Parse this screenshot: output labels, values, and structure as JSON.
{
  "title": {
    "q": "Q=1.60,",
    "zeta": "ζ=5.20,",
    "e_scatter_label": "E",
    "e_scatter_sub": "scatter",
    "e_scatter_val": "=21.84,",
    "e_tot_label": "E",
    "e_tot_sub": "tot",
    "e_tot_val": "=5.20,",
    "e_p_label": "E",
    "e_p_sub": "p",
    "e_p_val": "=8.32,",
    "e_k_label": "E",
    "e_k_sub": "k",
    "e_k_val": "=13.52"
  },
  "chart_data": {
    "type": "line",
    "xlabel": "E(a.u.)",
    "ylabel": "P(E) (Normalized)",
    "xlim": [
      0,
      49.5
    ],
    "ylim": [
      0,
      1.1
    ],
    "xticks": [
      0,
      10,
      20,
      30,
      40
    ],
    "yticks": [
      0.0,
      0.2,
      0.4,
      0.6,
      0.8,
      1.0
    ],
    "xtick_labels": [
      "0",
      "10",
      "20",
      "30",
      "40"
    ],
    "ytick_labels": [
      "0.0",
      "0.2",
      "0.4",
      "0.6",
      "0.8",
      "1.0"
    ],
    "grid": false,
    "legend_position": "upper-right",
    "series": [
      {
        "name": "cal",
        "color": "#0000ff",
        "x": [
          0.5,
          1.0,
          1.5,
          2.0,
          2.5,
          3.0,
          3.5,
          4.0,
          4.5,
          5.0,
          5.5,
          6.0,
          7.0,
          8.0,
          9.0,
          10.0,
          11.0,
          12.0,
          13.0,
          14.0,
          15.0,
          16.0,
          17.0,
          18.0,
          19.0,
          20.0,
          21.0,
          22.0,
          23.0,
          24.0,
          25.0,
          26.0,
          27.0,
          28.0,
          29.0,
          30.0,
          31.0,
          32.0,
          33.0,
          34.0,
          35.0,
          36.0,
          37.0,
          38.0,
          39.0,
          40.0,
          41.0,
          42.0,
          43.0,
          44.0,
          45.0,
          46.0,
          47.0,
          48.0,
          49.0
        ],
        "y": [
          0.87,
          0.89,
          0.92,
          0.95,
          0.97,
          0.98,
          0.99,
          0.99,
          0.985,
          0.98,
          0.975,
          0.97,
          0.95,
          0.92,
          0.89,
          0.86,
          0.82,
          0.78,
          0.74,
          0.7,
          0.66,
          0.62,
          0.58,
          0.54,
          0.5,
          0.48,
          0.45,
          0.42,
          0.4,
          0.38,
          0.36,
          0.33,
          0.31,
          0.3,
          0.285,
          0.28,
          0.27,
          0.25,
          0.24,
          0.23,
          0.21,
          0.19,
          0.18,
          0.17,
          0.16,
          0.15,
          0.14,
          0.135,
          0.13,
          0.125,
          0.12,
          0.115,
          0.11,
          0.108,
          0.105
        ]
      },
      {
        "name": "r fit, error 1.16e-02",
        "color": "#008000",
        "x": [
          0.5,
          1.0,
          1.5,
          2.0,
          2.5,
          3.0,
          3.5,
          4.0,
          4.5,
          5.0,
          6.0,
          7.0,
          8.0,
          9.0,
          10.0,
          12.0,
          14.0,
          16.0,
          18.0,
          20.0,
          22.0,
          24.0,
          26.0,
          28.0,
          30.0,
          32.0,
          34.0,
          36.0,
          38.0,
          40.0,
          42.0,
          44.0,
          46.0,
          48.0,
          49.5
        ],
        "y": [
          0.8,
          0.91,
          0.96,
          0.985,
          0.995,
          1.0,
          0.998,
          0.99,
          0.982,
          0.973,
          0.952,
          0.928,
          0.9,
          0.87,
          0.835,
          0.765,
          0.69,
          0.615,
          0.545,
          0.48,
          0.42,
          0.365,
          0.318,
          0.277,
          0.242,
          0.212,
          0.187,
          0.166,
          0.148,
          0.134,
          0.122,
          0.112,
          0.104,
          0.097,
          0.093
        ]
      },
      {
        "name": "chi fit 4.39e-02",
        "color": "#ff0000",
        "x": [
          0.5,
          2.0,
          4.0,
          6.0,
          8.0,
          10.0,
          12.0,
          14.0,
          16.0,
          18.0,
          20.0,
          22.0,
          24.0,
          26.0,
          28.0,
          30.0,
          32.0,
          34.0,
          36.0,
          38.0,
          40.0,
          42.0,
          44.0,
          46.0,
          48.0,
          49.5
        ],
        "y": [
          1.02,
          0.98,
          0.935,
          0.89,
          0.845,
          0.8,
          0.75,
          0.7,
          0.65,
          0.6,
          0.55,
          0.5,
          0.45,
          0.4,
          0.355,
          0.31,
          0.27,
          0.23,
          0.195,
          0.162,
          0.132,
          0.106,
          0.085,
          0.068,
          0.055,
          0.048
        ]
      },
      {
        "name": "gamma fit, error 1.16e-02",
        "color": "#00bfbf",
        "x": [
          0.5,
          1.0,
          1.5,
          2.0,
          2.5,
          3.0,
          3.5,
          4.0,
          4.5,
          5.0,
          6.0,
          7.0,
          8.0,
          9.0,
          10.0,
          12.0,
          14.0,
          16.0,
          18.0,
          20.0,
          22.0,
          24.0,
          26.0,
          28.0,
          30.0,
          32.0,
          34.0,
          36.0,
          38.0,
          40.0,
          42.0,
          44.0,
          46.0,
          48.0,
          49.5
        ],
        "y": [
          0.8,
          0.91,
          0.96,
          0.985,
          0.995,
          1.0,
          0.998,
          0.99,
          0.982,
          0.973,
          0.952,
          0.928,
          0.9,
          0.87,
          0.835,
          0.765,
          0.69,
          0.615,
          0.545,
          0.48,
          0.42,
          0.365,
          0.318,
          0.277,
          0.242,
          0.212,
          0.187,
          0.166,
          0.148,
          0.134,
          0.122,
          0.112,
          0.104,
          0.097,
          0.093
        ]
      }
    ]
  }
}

------------------------------------

Output the listing above word for word.

Parse this screenshot: output labels, values, and structure as JSON.
{
  "title": {
    "q": "Q=1.60,",
    "zeta": "ζ=5.20,",
    "e_scatter_label": "E",
    "e_scatter_sub": "scatter",
    "e_scatter_val": "=21.84,",
    "e_tot_label": "E",
    "e_tot_sub": "tot",
    "e_tot_val": "=5.20,",
    "e_p_label": "E",
    "e_p_sub": "p",
    "e_p_val": "=8.32,",
    "e_k_label": "E",
    "e_k_sub": "k",
    "e_k_val": "=13.52"
  },
  "chart_data": {
    "type": "line",
    "xlabel": "E(a.u.)",
    "ylabel": "P(E) (Normalized)",
    "xlim": [
      0,
      49.5
    ],
    "ylim": [
      0,
      1.1
    ],
    "xticks": [
      0,
      10,
      20,
      30,
      40
    ],
    "yticks": [
      0.0,
      0.2,
      0.4,
      0.6,
      0.8,
      1.0
    ],
    "xtick_labels": [
      "0",
      "10",
      "20",
      "30",
      "40"
    ],
    "ytick_labels": [
      "0.0",
      "0.2",
      "0.4",
      "0.6",
      "0.8",
      "1.0"
    ],
    "grid": false,
    "legend_position": "upper-right",
    "series": [
      {
        "name": "cal",
        "color": "#0000ff",
        "x": [
          0.5,
          1.0,
          1.5,
          2.0,
          2.5,
          3.0,
          3.5,
          4.0,
          4.5,
          5.0,
          5.5,
          6.0,
          7.0,
          8.0,
          9.0,
          10.0,
          11.0,
          12.0,
          13.0,
          14.0,
          15.0,
          16.0,
          17.0,
          18.0,
          19.0,
          20.0,
          21.0,
          22.0,
          23.0,
          24.0,
          25.0,
          26.0,
          27.0,
          28.0,
          29.0,
          30.0,
          31.0,
          32.0,
          33.0,
          34.0,
          35.0,
          36.0,
          37.0,
          38.0,
          39.0,
          40.0,
          41.0,
          42.0,
          43.0,
          44.0,
          45.0,
          46.0,
          47.0,
          48.0,
          49.0
        ],
        "y": [
          0.87,
          0.89,
          0.92,
          0.95,
          0.97,
          0.98,
          0.99,
          0.99,
          0.985,
          0.98,
          0.975,
          0.97,
          0.95,
          0.92,
          0.89,
          0.86,
          0.82,
          0.78,
          0.74,
          0.7,
          0.66,
          0.62,
          0.58,
          0.54,
          0.5,
          0.48,
          0.45,
          0.42,
          0.4,
          0.38,
          0.36,
          0.33,
          0.31,
          0.3,
          0.285,
          0.28,
          0.27,
          0.25,
          0.24,
          0.23,
          0.21,
          0.19,
          0.18,
          0.17,
          0.16,
          0.15,
          0.14,
          0.135,
          0.13,
          0.125,
          0.12,
          0.115,
          0.11,
          0.108,
          0.105
        ]
      },
      {
        "name": "r fit, error 1.16e-02",
        "color": "#008000",
        "x": [
          0.5,
          1.0,
          1.5,
          2.0,
          2.5,
          3.0,
          3.5,
          4.0,
          4.5,
          5.0,
          6.0,
          7.0,
          8.0,
          9.0,
          10.0,
          12.0,
          14.0,
          16.0,
          18.0,
          20.0,
          22.0,
          24.0,
          26.0,
          28.0,
          30.0,
          32.0,
          34.0,
          36.0,
          38.0,
          40.0,
          42.0,
          44.0,
          46.0,
          48.0,
          49.5
        ],
        "y": [
          0.8,
          0.91,
          0.96,
          0.985,
          0.995,
          1.0,
          0.998,
          0.99,
          0.982,
          0.973,
          0.952,
          0.928,
          0.9,
          0.87,
          0.835,
          0.765,
          0.69,
          0.615,
          0.545,
          0.48,
          0.42,
          0.365,
          0.318,
          0.277,
          0.242,
          0.212,
          0.187,
          0.166,
          0.148,
          0.134,
          0.122,
          0.112,
          0.104,
          0.097,
          0.093
        ]
      },
      {
        "name": "chi fit 4.39e-02",
        "color": "#ff0000",
        "x": [
          0.5,
          2.0,
          4.0,
          6.0,
          8.0,
          10.0,
          12.0,
          14.0,
          16.0,
          18.0,
          20.0,
          22.0,
          24.0,
          26.0,
          28.0,
          30.0,
          32.0,
          34.0,
          36.0,
          38.0,
          40.0,
          42.0,
          44.0,
          46.0,
          48.0,
          49.5
        ],
        "y": [
          1.02,
          0.98,
          0.935,
          0.89,
          0.845,
          0.8,
          0.75,
          0.7,
          0.65,
          0.6,
          0.55,
          0.5,
          0.45,
          0.4,
          0.355,
          0.31,
          0.27,
          0.23,
          0.195,
          0.162,
          0.132,
          0.106,
          0.085,
          0.068,
          0.055,
          0.048
        ]
      },
      {
        "name": "gamma fit, error 1.16e-02",
        "color": "#00bfbf",
        "x": [
          0.5,
          1.0,
          1.5,
          2.0,
          2.5,
          3.0,
          3.5,
          4.0,
          4.5,
          5.0,
          6.0,
          7.0,
          8.0,
          9.0,
          10.0,
          12.0,
          14.0,
          16.0,
          18.0,
          20.0,
          22.0,
          24.0,
          26.0,
          28.0,
          30.0,
          32.0,
          34.0,
          36.0,
          38.0,
          40.0,
          42.0,
          44.0,
          46.0,
          48.0,
          49.5
        ],
        "y": [
          0.8,
          0.91,
          0.96,
          0.985,
          0.995,
          1.0,
          0.998,
          0.99,
          0.982,
          0.973,
          0.952,
          0.928,
          0.9,
          0.87,
          0.835,
          0.765,
          0.69,
          0.615,
          0.545,
          0.48,
          0.42,
          0.365,
          0.318,
          0.277,
          0.242,
          0.212,
          0.187,
          0.166,
          0.148,
          0.134,
          0.122,
          0.112,
          0.104,
          0.097,
          0.093
        ]
      }
    ]
  }
}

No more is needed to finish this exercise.